> **DATA LINES**

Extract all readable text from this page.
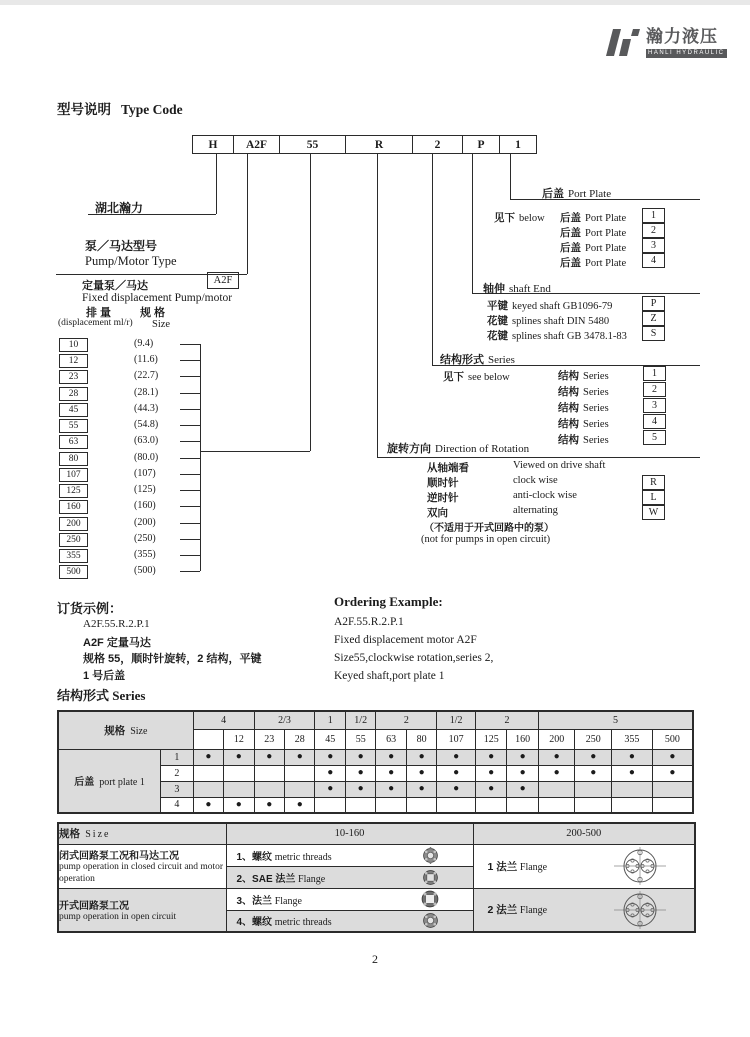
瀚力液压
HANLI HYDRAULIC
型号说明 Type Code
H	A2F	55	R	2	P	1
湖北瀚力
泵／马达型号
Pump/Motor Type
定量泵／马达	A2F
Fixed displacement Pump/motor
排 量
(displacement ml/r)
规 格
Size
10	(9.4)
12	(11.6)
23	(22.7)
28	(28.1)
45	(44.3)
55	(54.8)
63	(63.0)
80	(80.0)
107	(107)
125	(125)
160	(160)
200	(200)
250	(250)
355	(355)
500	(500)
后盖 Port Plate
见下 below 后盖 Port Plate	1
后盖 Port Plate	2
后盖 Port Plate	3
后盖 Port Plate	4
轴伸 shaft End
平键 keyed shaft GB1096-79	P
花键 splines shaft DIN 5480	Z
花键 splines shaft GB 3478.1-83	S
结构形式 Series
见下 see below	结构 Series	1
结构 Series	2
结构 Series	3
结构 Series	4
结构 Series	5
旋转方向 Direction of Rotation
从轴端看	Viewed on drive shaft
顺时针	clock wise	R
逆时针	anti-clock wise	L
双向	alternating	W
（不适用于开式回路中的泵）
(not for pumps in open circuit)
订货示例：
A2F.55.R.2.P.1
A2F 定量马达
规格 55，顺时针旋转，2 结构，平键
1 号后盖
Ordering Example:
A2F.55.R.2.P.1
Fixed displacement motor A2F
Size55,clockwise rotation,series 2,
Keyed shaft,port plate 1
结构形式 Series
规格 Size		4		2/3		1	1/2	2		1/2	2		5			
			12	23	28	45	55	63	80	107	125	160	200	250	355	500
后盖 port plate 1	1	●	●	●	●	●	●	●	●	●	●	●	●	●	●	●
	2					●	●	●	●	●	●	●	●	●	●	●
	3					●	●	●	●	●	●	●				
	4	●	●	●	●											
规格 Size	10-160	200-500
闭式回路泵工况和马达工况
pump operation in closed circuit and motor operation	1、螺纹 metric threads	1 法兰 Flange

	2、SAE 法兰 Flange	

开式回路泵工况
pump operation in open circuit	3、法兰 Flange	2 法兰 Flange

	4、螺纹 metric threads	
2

> **REQUIREMENTS**
State how many lines of the listing include the word "shaft". Reply with the number alone.

> **OUTPUT FOR THIS TASK**
6